Structured figure records:
-=-=-

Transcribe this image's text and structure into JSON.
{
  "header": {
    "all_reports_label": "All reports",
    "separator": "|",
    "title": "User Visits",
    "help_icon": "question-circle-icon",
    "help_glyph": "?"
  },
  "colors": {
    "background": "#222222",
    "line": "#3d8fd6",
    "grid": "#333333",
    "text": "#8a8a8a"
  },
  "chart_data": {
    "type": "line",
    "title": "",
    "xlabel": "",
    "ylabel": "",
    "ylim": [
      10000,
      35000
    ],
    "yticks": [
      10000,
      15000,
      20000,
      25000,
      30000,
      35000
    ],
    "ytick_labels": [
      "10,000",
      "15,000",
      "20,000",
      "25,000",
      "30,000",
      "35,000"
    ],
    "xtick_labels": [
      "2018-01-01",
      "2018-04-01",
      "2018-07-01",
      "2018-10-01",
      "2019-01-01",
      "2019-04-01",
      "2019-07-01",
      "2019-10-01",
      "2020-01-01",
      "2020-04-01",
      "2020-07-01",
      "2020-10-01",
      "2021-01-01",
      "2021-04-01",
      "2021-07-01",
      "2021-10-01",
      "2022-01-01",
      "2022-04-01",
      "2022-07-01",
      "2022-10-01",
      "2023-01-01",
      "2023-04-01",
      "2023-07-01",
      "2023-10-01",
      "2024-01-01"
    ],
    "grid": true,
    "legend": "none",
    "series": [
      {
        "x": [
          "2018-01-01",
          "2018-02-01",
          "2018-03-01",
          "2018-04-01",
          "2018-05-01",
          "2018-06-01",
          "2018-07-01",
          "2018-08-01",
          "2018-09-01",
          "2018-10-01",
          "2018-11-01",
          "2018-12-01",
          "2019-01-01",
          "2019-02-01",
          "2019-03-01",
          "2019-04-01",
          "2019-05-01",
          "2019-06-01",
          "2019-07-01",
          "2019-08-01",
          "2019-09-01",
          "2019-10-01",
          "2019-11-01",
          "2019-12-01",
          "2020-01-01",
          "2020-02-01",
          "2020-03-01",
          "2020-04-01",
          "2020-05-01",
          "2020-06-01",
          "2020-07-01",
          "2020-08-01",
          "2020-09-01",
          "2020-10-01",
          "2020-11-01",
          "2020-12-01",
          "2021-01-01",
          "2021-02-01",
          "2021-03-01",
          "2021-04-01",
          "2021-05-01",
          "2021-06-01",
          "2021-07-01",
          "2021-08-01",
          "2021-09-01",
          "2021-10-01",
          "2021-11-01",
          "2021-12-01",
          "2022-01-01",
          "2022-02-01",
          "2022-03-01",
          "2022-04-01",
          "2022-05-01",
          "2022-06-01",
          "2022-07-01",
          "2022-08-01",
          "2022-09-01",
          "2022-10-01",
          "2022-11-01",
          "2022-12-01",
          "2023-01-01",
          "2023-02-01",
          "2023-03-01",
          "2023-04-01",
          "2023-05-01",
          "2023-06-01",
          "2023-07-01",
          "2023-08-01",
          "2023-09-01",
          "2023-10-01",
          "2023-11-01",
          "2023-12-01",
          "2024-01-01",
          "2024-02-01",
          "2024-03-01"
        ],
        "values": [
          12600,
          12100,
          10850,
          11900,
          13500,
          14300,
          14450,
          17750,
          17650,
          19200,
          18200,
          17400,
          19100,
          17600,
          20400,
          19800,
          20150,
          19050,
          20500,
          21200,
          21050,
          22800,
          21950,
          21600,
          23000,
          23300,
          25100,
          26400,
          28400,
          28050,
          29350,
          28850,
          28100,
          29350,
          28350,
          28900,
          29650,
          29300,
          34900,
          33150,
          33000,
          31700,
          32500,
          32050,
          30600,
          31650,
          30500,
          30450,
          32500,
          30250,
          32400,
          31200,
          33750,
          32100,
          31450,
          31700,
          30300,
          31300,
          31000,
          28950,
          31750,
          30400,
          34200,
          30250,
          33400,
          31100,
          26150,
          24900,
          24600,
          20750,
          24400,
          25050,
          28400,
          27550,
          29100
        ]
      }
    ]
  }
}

-=-=-

TASK STATEMENT:
Look through the entries above for the word "text". Copy every line where it shows up.

OUTPUT BELOW:
Transcribe this image's text and structure into JSON.
    "text": "#8a8a8a"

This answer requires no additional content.